### Exercise details
For this exercise, repeat all of the material verbatim apart from its images.

### Dataset records
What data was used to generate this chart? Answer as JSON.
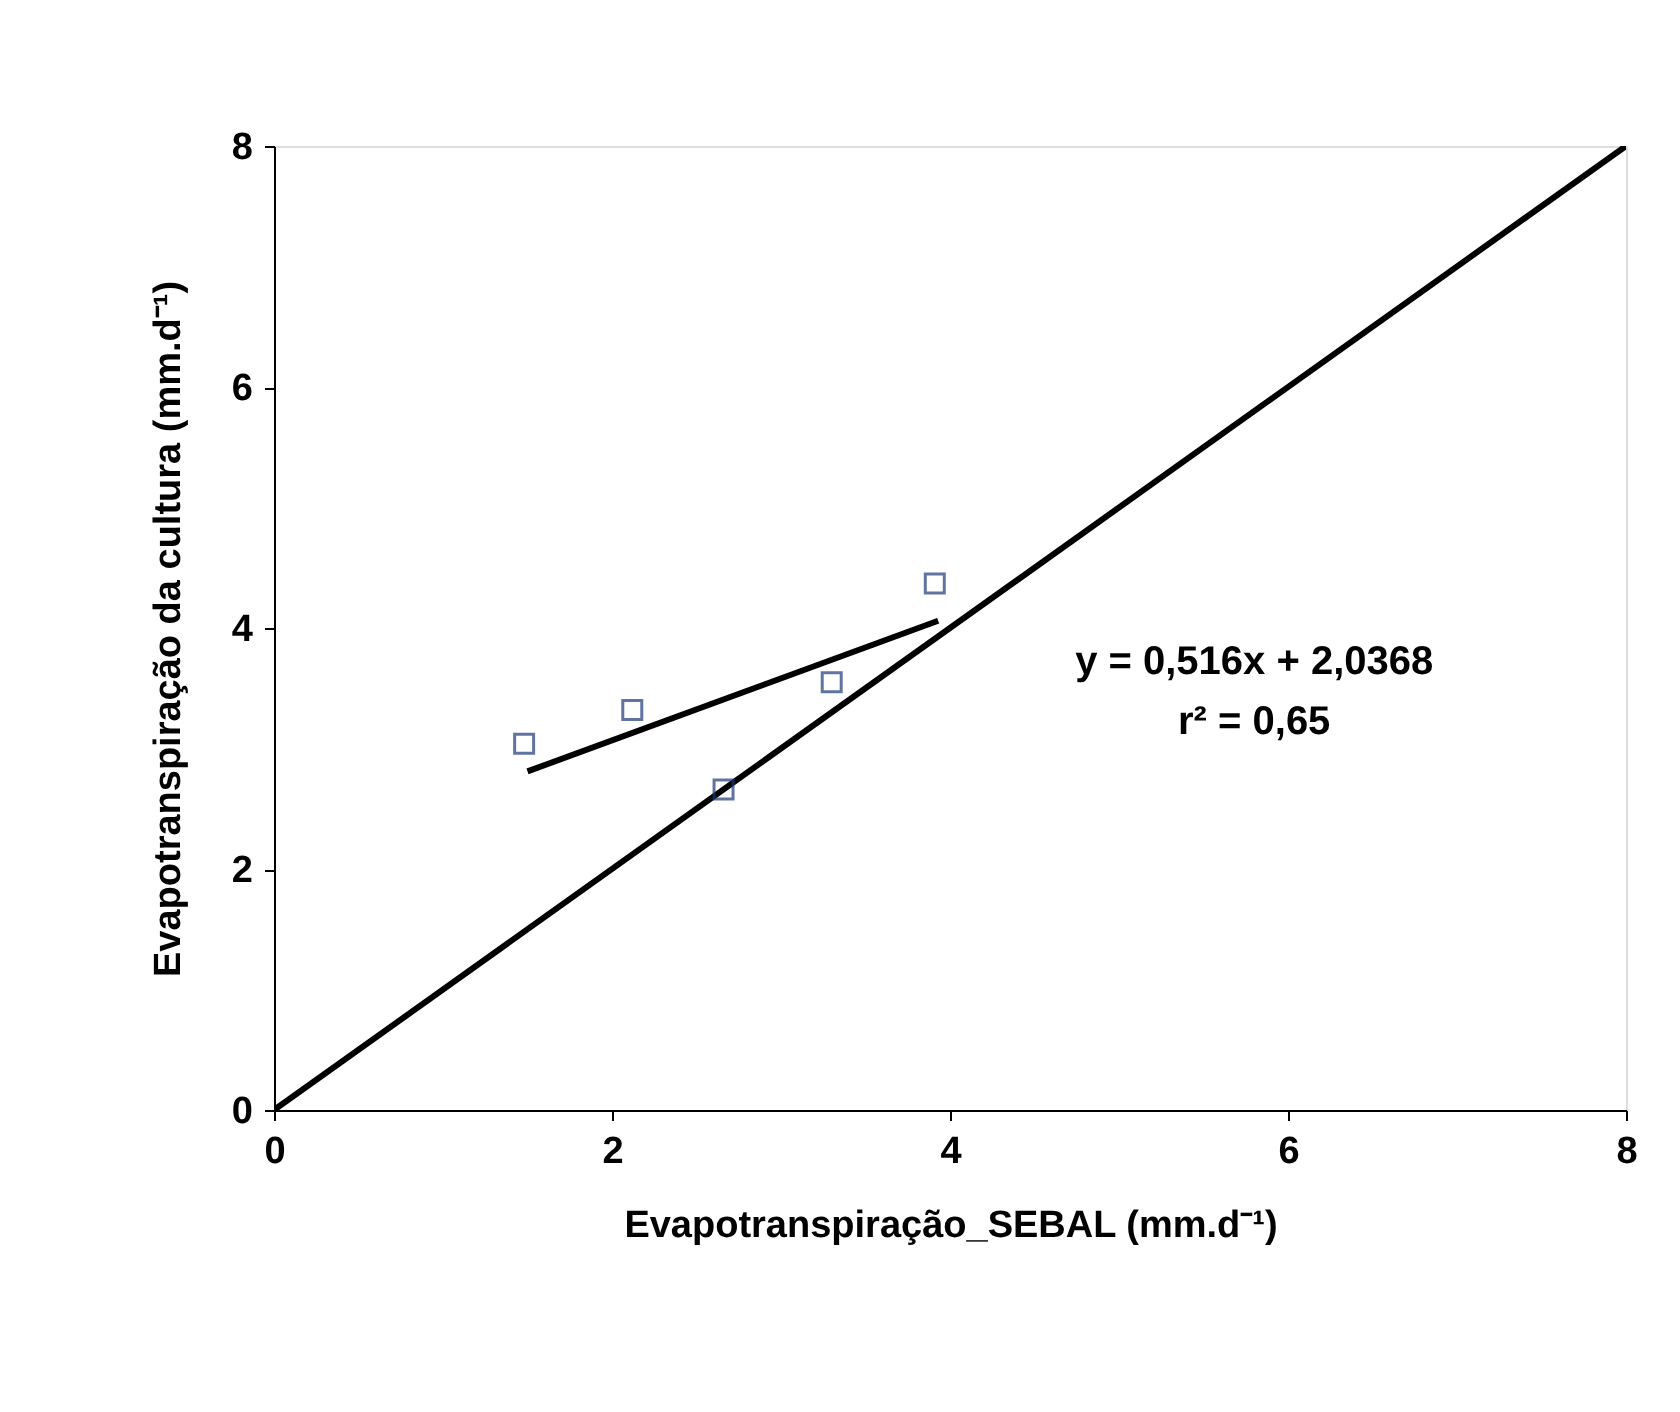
{
  "chart_data": {
    "type": "scatter",
    "xlabel": "Evapotranspiração_SEBAL (mm.d⁻¹)",
    "ylabel": "Evapotranspiração da cultura (mm.d⁻¹)",
    "xlim": [
      0,
      8
    ],
    "ylim": [
      0,
      8
    ],
    "xticks": [
      0,
      2,
      4,
      6,
      8
    ],
    "yticks": [
      0,
      2,
      4,
      6,
      8
    ],
    "grid": false,
    "series": [
      {
        "type": "line",
        "color": "#000000",
        "x": [
          1.5,
          3.93
        ],
        "values": [
          2.81,
          4.06
        ]
      },
      {
        "type": "line",
        "color": "#000000",
        "x": [
          0,
          8
        ],
        "values": [
          0,
          8
        ]
      },
      {
        "marker": "square",
        "color": "#1f3a7a",
        "x": [
          1.48,
          2.12,
          2.66,
          3.3,
          3.91
        ],
        "values": [
          3.04,
          3.32,
          2.66,
          3.55,
          4.37
        ]
      }
    ],
    "annotations": [
      "y = 0,516x + 2,0368",
      "r² = 0,65"
    ]
  }
}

### Answer to the task
What data was used to generate this chart? Answer as JSON.
{
  "chart_data": {
    "type": "scatter",
    "xlabel": "Evapotranspiração_SEBAL (mm.d⁻¹)",
    "ylabel": "Evapotranspiração da cultura (mm.d⁻¹)",
    "xlim": [
      0,
      8
    ],
    "ylim": [
      0,
      8
    ],
    "xticks": [
      0,
      2,
      4,
      6,
      8
    ],
    "yticks": [
      0,
      2,
      4,
      6,
      8
    ],
    "grid": false,
    "series": [
      {
        "type": "line",
        "color": "#000000",
        "x": [
          1.5,
          3.93
        ],
        "values": [
          2.81,
          4.06
        ]
      },
      {
        "type": "line",
        "color": "#000000",
        "x": [
          0,
          8
        ],
        "values": [
          0,
          8
        ]
      },
      {
        "marker": "square",
        "color": "#1f3a7a",
        "x": [
          1.48,
          2.12,
          2.66,
          3.3,
          3.91
        ],
        "values": [
          3.04,
          3.32,
          2.66,
          3.55,
          4.37
        ]
      }
    ],
    "annotations": [
      "y = 0,516x + 2,0368",
      "r² = 0,65"
    ]
  }
}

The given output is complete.